+++ Material for this task +++

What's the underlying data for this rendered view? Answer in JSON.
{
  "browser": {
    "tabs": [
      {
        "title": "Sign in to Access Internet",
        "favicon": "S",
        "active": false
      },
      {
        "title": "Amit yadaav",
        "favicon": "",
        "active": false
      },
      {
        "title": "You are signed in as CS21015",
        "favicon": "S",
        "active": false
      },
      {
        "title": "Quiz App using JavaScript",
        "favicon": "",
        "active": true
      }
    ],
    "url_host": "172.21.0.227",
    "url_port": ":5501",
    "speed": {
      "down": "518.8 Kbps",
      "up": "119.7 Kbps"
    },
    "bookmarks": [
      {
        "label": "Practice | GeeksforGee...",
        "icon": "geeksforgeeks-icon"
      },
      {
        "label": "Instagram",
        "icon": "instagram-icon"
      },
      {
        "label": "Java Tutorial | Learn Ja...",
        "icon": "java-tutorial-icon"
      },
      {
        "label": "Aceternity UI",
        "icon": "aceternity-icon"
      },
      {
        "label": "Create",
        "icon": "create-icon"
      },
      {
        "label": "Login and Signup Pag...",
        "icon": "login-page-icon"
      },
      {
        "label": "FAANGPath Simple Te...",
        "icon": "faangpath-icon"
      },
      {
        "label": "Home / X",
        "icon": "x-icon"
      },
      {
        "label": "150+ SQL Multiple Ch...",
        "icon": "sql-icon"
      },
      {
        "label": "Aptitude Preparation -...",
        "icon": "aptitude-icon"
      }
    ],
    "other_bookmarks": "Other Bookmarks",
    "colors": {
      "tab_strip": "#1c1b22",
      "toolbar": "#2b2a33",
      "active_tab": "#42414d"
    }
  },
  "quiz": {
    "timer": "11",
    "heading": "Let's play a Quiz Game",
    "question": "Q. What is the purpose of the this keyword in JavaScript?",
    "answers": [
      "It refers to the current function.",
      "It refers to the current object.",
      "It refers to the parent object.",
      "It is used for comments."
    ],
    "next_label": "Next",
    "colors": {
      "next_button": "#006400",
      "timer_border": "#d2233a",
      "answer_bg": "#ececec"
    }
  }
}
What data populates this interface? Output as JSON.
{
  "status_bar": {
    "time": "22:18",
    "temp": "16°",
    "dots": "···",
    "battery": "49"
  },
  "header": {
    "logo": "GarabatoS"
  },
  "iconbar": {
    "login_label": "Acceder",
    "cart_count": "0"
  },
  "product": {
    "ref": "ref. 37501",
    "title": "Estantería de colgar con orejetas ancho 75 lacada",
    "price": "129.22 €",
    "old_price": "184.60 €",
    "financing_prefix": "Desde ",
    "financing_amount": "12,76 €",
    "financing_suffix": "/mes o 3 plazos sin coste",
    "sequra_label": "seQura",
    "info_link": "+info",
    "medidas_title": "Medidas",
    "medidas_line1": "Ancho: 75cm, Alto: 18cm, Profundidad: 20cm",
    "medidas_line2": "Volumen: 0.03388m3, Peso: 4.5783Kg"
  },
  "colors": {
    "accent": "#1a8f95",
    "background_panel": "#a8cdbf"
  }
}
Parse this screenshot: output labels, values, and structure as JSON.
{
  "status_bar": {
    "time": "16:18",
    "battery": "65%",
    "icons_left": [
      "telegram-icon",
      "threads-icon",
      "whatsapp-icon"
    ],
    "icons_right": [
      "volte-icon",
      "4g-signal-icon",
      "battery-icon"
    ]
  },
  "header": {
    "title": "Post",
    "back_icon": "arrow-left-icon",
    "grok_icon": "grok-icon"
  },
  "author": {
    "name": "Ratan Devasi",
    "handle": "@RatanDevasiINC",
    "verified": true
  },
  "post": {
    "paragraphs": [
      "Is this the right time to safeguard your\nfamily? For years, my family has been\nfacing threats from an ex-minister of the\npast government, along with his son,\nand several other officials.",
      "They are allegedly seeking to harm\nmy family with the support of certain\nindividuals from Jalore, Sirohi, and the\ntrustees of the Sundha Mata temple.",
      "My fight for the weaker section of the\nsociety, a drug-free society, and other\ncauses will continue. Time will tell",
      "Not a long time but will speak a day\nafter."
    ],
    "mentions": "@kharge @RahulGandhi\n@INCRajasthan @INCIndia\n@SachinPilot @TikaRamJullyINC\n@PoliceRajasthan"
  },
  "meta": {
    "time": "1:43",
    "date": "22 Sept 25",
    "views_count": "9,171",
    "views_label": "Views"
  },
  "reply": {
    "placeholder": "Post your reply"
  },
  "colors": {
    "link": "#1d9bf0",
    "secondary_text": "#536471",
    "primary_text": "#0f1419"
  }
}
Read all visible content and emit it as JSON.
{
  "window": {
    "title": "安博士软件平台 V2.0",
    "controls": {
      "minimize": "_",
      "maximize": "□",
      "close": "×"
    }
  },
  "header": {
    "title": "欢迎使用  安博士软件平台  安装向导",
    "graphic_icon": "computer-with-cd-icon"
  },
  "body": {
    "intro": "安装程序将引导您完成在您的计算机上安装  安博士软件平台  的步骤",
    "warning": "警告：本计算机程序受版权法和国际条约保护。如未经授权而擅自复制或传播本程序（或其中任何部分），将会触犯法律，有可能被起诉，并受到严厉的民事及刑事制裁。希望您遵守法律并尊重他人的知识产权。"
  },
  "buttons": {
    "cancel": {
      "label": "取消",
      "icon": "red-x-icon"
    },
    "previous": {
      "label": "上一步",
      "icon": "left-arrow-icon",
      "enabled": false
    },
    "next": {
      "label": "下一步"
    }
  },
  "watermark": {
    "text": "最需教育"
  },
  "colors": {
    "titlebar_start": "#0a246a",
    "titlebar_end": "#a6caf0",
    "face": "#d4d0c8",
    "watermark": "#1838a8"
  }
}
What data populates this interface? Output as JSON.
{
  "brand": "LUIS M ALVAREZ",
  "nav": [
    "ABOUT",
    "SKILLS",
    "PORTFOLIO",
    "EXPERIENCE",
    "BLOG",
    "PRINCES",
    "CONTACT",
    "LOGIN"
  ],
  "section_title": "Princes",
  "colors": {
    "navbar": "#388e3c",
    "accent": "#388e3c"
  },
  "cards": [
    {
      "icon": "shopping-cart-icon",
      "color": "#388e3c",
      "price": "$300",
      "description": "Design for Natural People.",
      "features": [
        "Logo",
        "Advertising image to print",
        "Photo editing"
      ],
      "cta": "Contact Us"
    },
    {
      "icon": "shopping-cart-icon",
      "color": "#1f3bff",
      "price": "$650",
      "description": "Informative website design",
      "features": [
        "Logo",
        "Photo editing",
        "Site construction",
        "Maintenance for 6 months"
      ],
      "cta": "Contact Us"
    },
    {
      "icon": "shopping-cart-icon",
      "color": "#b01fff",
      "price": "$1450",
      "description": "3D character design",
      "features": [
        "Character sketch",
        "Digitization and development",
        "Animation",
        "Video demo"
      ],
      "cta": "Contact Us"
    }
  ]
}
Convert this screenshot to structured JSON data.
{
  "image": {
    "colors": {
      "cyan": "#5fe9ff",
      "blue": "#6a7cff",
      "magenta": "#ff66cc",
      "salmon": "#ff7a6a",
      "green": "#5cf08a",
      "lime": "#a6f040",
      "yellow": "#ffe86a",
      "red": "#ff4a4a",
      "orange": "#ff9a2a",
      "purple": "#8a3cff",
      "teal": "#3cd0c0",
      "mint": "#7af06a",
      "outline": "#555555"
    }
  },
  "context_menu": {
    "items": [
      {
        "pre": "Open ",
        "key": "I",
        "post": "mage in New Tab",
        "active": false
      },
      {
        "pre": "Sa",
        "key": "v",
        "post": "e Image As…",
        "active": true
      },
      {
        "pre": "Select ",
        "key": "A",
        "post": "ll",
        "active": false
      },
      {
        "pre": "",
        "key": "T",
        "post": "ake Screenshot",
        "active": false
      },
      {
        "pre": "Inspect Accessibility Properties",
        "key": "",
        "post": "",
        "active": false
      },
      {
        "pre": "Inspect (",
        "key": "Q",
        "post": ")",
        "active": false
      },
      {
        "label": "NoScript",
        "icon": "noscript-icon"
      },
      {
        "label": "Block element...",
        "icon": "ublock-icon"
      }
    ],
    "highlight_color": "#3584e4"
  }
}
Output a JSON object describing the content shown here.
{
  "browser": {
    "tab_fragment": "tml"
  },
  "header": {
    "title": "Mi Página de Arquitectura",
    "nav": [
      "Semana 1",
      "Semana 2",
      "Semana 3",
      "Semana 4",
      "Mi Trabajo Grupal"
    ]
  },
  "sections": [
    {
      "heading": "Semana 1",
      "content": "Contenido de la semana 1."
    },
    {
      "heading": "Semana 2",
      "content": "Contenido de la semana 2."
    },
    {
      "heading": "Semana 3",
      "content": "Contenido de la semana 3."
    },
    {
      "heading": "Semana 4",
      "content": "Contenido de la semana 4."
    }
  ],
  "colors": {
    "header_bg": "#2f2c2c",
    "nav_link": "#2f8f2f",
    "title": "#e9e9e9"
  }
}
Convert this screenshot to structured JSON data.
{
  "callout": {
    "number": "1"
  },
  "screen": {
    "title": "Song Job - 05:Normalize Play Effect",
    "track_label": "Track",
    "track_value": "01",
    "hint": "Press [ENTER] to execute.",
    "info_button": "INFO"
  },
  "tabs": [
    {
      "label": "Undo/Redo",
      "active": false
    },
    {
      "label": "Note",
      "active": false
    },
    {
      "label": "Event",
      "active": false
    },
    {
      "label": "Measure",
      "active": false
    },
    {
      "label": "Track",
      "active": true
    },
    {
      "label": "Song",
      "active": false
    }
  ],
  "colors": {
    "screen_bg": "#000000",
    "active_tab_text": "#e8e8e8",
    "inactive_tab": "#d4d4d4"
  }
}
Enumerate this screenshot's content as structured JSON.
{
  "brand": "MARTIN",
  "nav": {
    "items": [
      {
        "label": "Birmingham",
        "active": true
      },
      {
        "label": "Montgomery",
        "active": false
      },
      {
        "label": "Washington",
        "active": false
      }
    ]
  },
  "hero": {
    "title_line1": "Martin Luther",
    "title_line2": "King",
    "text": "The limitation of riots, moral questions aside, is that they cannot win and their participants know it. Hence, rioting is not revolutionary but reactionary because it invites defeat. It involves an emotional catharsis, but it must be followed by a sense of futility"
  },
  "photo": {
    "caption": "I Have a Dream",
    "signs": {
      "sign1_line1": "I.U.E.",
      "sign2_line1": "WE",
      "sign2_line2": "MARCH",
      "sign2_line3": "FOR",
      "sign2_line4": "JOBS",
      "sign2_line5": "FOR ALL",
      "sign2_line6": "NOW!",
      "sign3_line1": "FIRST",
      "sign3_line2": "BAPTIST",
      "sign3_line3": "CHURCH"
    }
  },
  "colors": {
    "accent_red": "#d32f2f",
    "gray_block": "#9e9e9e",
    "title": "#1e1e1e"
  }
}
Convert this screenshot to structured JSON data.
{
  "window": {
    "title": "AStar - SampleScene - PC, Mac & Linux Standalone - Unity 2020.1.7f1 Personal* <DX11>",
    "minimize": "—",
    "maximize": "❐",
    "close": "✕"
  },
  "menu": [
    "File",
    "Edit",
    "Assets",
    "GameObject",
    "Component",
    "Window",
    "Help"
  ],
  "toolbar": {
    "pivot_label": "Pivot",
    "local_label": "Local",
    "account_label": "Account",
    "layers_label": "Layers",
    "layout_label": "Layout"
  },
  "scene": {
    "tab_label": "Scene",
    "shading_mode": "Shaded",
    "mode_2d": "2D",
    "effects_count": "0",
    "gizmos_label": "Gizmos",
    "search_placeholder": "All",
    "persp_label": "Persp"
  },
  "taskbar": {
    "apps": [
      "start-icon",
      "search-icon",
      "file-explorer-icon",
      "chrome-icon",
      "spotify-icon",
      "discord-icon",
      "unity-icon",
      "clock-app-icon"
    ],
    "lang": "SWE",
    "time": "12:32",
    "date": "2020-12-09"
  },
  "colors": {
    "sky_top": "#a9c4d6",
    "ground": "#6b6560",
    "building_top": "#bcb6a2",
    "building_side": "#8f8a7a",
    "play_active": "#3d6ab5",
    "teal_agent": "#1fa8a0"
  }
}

+++

> [Prompt]: Copy every line above that includes the string "with".

> [Task answer]:
      "Is this the right time to safeguard your\nfamily? For years, my family has been\nfacing threats from an ex-minister of the\npast government, along with his son,\nand several other officials.",
      "They are allegedly seeking to harm\nmy family with the support of certain\nindividuals from Jalore, Sirohi, and the\ntrustees of the Sundha Mata temple.",
    "graphic_icon": "computer-with-cd-icon"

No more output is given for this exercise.